-- Start of Input data --

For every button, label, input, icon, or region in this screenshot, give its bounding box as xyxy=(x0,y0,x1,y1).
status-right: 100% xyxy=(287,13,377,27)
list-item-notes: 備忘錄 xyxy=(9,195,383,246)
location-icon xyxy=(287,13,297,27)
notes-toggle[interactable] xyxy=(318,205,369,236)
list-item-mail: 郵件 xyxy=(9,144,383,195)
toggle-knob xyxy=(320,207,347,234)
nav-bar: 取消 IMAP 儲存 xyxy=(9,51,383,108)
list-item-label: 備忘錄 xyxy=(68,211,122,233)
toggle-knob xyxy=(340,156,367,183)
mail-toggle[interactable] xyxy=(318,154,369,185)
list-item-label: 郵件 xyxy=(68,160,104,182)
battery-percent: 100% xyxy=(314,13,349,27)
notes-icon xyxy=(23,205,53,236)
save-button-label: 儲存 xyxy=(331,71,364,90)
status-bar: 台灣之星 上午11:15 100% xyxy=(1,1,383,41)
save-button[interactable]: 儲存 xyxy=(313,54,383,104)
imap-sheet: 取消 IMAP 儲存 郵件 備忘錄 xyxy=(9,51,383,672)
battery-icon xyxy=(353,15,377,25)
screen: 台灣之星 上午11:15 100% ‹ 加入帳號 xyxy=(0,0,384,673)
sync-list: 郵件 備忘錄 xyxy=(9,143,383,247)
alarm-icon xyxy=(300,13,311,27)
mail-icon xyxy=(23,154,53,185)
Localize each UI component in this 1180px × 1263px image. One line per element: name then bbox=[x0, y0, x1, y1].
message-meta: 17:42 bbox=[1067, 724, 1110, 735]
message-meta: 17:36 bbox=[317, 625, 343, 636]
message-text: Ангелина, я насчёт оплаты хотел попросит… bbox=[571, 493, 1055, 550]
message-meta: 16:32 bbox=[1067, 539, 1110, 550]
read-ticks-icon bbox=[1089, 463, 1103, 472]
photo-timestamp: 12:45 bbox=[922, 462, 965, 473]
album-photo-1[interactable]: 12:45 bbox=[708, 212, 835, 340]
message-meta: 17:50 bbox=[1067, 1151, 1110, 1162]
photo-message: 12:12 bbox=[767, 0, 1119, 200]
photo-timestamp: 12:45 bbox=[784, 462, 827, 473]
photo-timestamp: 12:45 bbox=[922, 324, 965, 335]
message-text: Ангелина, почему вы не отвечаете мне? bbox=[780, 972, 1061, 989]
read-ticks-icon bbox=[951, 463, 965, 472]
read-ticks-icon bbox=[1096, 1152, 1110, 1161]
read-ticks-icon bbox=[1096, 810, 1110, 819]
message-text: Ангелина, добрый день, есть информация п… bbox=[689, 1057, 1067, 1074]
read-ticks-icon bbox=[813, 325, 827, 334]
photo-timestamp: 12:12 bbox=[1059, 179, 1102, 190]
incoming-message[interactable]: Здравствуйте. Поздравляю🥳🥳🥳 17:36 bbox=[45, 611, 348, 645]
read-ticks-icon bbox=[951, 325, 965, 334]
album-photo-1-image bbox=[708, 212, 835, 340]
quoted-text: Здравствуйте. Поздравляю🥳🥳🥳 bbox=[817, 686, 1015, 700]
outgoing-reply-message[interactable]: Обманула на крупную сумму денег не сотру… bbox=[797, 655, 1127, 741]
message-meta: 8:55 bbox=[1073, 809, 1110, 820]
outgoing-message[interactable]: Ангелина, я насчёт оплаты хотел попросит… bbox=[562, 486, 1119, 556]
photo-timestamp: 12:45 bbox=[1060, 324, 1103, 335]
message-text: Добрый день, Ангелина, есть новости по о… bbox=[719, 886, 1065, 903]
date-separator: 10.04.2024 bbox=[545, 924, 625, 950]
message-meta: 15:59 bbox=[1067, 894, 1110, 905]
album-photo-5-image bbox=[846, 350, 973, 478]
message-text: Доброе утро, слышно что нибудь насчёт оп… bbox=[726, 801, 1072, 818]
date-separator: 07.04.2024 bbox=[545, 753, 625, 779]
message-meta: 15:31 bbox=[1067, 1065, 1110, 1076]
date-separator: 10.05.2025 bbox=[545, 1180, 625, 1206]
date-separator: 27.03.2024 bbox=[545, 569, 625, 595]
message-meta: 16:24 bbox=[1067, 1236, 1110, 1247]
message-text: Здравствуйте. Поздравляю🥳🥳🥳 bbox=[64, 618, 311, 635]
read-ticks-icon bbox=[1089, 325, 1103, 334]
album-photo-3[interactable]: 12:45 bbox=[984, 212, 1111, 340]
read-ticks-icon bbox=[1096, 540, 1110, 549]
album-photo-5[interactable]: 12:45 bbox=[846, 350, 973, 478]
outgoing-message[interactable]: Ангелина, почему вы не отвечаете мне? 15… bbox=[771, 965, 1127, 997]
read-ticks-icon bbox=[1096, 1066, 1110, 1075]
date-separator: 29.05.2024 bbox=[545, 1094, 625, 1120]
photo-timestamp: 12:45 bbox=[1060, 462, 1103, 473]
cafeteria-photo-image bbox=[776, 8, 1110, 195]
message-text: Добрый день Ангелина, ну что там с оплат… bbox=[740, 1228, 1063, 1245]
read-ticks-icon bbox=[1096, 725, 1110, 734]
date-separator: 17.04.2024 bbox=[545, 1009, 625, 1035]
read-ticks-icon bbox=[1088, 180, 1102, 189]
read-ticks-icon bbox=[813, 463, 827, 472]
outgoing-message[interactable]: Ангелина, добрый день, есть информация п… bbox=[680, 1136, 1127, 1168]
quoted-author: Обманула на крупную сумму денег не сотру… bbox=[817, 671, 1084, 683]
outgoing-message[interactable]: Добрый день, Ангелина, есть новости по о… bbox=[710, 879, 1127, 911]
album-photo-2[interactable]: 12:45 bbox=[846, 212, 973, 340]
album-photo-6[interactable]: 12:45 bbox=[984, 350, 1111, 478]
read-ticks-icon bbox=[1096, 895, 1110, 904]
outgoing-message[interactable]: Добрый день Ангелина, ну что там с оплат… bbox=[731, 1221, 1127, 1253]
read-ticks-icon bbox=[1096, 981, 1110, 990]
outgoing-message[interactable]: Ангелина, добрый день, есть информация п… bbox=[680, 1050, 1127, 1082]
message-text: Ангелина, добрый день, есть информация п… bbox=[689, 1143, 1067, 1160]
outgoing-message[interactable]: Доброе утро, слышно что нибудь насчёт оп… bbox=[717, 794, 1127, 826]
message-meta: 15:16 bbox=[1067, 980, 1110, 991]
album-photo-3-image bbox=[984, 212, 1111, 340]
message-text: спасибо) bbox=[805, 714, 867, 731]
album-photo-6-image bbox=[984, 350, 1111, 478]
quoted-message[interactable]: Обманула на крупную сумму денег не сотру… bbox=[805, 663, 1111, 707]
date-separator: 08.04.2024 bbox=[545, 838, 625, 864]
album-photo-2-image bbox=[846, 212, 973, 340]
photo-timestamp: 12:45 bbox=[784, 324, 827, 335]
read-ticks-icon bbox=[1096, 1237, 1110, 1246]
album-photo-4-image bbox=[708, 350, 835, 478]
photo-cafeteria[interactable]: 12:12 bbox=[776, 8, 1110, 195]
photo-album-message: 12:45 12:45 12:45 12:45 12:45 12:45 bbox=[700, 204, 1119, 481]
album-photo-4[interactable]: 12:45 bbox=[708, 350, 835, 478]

-- End of Input data --

• [Problem to solve]:
Render every line of the items above as a JSON list of strings, one string per line, leaving out blank lines.

• [Completed task]:
[
  "For every button, label, input, icon, or region in this screenshot, give its bounding box as xyxy=(x0,y0,x1,y1).",
  "status-right: 100% xyxy=(287,13,377,27)",
  "list-item-notes: 備忘錄 xyxy=(9,195,383,246)",
  "location-icon xyxy=(287,13,297,27)",
  "notes-toggle[interactable] xyxy=(318,205,369,236)",
  "list-item-mail: 郵件 xyxy=(9,144,383,195)",
  "toggle-knob xyxy=(320,207,347,234)",
  "nav-bar: 取消 IMAP 儲存 xyxy=(9,51,383,108)",
  "list-item-label: 備忘錄 xyxy=(68,211,122,233)",
  "toggle-knob xyxy=(340,156,367,183)",
  "mail-toggle[interactable] xyxy=(318,154,369,185)",
  "list-item-label: 郵件 xyxy=(68,160,104,182)",
  "battery-percent: 100% xyxy=(314,13,349,27)",
  "notes-icon xyxy=(23,205,53,236)",
  "save-button-label: 儲存 xyxy=(331,71,364,90)",
  "status-bar: 台灣之星 上午11:15 100% xyxy=(1,1,383,41)",
  "save-button[interactable]: 儲存 xyxy=(313,54,383,104)",
  "imap-sheet: 取消 IMAP 儲存 郵件 備忘錄 xyxy=(9,51,383,672)",
  "battery-icon xyxy=(353,15,377,25)",
  "screen: 台灣之星 上午11:15 100% ‹ 加入帳號 xyxy=(0,0,384,673)",
  "sync-list: 郵件 備忘錄 xyxy=(9,143,383,247)",
  "alarm-icon xyxy=(300,13,311,27)",
  "mail-icon xyxy=(23,154,53,185)",
  "Localize each UI component in this 1180px × 1263px image. One line per element: name then bbox=[x0, y0, x1, y1].",
  "message-meta: 17:42 bbox=[1067, 724, 1110, 735]",
  "message-meta: 17:36 bbox=[317, 625, 343, 636]",
  "message-text: Ангелина, я насчёт оплаты хотел попросит… bbox=[571, 493, 1055, 550]",
  "message-meta: 16:32 bbox=[1067, 539, 1110, 550]",
  "read-ticks-icon bbox=[1089, 463, 1103, 472]",
  "photo-timestamp: 12:45 bbox=[922, 462, 965, 473]",
  "album-photo-1[interactable]: 12:45 bbox=[708, 212, 835, 340]",
  "message-meta: 17:50 bbox=[1067, 1151, 1110, 1162]",
  "photo-message: 12:12 bbox=[767, 0, 1119, 200]",
  "photo-timestamp: 12:45 bbox=[784, 462, 827, 473]",
  "photo-timestamp: 12:45 bbox=[922, 324, 965, 335]",
  "message-text: Ангелина, почему вы не отвечаете мне? bbox=[780, 972, 1061, 989]",
  "read-ticks-icon bbox=[951, 463, 965, 472]",
  "read-ticks-icon bbox=[1096, 1152, 1110, 1161]",
  "read-ticks-icon bbox=[1096, 810, 1110, 819]",
  "message-text: Ангелина, добрый день, есть информация п… bbox=[689, 1057, 1067, 1074]",
  "read-ticks-icon bbox=[813, 325, 827, 334]",
  "photo-timestamp: 12:12 bbox=[1059, 179, 1102, 190]",
  "incoming-message[interactable]: Здравствуйте. Поздравляю🥳🥳🥳 17:36 bbox=[45, 611, 348, 645]",
  "read-ticks-icon bbox=[951, 325, 965, 334]",
  "album-photo-1-image bbox=[708, 212, 835, 340]",
  "quoted-text: Здравствуйте. Поздравляю🥳🥳🥳 bbox=[817, 686, 1015, 700]",
  "outgoing-reply-message[interactable]: Обманула на крупную сумму денег не сотру… bbox=[797, 655, 1127, 741]",
  "message-meta: 8:55 bbox=[1073, 809, 1110, 820]",
  "outgoing-message[interactable]: Ангелина, я насчёт оплаты хотел попросит… bbox=[562, 486, 1119, 556]",
  "photo-timestamp: 12:45 bbox=[1060, 324, 1103, 335]",
  "message-text: Добрый день, Ангелина, есть новости по о… bbox=[719, 886, 1065, 903]",
  "date-separator: 10.04.2024 bbox=[545, 924, 625, 950]",
  "message-meta: 15:59 bbox=[1067, 894, 1110, 905]",
  "album-photo-5-image bbox=[846, 350, 973, 478]",
  "message-text: Доброе утро, слышно что нибудь насчёт оп… bbox=[726, 801, 1072, 818]",
  "date-separator: 07.04.2024 bbox=[545, 753, 625, 779]",
  "message-meta: 15:31 bbox=[1067, 1065, 1110, 1076]",
  "date-separator: 10.05.2025 bbox=[545, 1180, 625, 1206]",
  "date-separator: 27.03.2024 bbox=[545, 569, 625, 595]",
  "message-meta: 16:24 bbox=[1067, 1236, 1110, 1247]",
  "message-text: Здравствуйте. Поздравляю🥳🥳🥳 bbox=[64, 618, 311, 635]",
  "read-ticks-icon bbox=[1089, 325, 1103, 334]",
  "album-photo-3[interactable]: 12:45 bbox=[984, 212, 1111, 340]",
  "read-ticks-icon bbox=[1096, 540, 1110, 549]",
  "album-photo-5[interactable]: 12:45 bbox=[846, 350, 973, 478]",
  "outgoing-message[interactable]: Ангелина, почему вы не отвечаете мне? 15… bbox=[771, 965, 1127, 997]",
  "read-ticks-icon bbox=[1096, 1066, 1110, 1075]",
  "date-separator: 29.05.2024 bbox=[545, 1094, 625, 1120]",
  "photo-timestamp: 12:45 bbox=[1060, 462, 1103, 473]",
  "cafeteria-photo-image bbox=[776, 8, 1110, 195]",
  "message-text: Добрый день Ангелина, ну что там с оплат… bbox=[740, 1228, 1063, 1245]",
  "read-ticks-icon bbox=[1096, 725, 1110, 734]",
  "date-separator: 17.04.2024 bbox=[545, 1009, 625, 1035]",
  "read-ticks-icon bbox=[1088, 180, 1102, 189]",
  "read-ticks-icon bbox=[813, 463, 827, 472]",
  "outgoing-message[interactable]: Ангелина, добрый день, есть информация п… bbox=[680, 1136, 1127, 1168]",
  "quoted-author: Обманула на крупную сумму денег не сотру… bbox=[817, 671, 1084, 683]",
  "outgoing-message[interactable]: Добрый день, Ангелина, есть новости по о… bbox=[710, 879, 1127, 911]",
  "album-photo-2[interactable]: 12:45 bbox=[846, 212, 973, 340]",
  "album-photo-6[interactable]: 12:45 bbox=[984, 350, 1111, 478]",
  "read-ticks-icon bbox=[1096, 895, 1110, 904]",
  "outgoing-message[interactable]: Добрый день Ангелина, ну что там с оплат… bbox=[731, 1221, 1127, 1253]",
  "read-ticks-icon bbox=[1096, 981, 1110, 990]",
  "outgoing-message[interactable]: Ангелина, добрый день, есть информация п… bbox=[680, 1050, 1127, 1082]",
  "message-text: Ангелина, добрый день, есть информация п… bbox=[689, 1143, 1067, 1160]",
  "outgoing-message[interactable]: Доброе утро, слышно что нибудь насчёт оп… bbox=[717, 794, 1127, 826]",
  "message-meta: 15:16 bbox=[1067, 980, 1110, 991]",
  "album-photo-3-image bbox=[984, 212, 1111, 340]",
  "message-text: спасибо) bbox=[805, 714, 867, 731]",
  "album-photo-6-image bbox=[984, 350, 1111, 478]",
  "quoted-message[interactable]: Обманула на крупную сумму денег не сотру… bbox=[805, 663, 1111, 707]",
  "date-separator: 08.04.2024 bbox=[545, 838, 625, 864]",
  "album-photo-2-image bbox=[846, 212, 973, 340]",
  "photo-timestamp: 12:45 bbox=[784, 324, 827, 335]",
  "read-ticks-icon bbox=[1096, 1237, 1110, 1246]",
  "album-photo-4-image bbox=[708, 350, 835, 478]",
  "photo-cafeteria[interactable]: 12:12 bbox=[776, 8, 1110, 195]",
  "photo-album-message: 12:45 12:45 12:45 12:45 12:45 12:45 bbox=[700, 204, 1119, 481]",
  "album-photo-4[interactable]: 12:45 bbox=[708, 350, 835, 478]"
]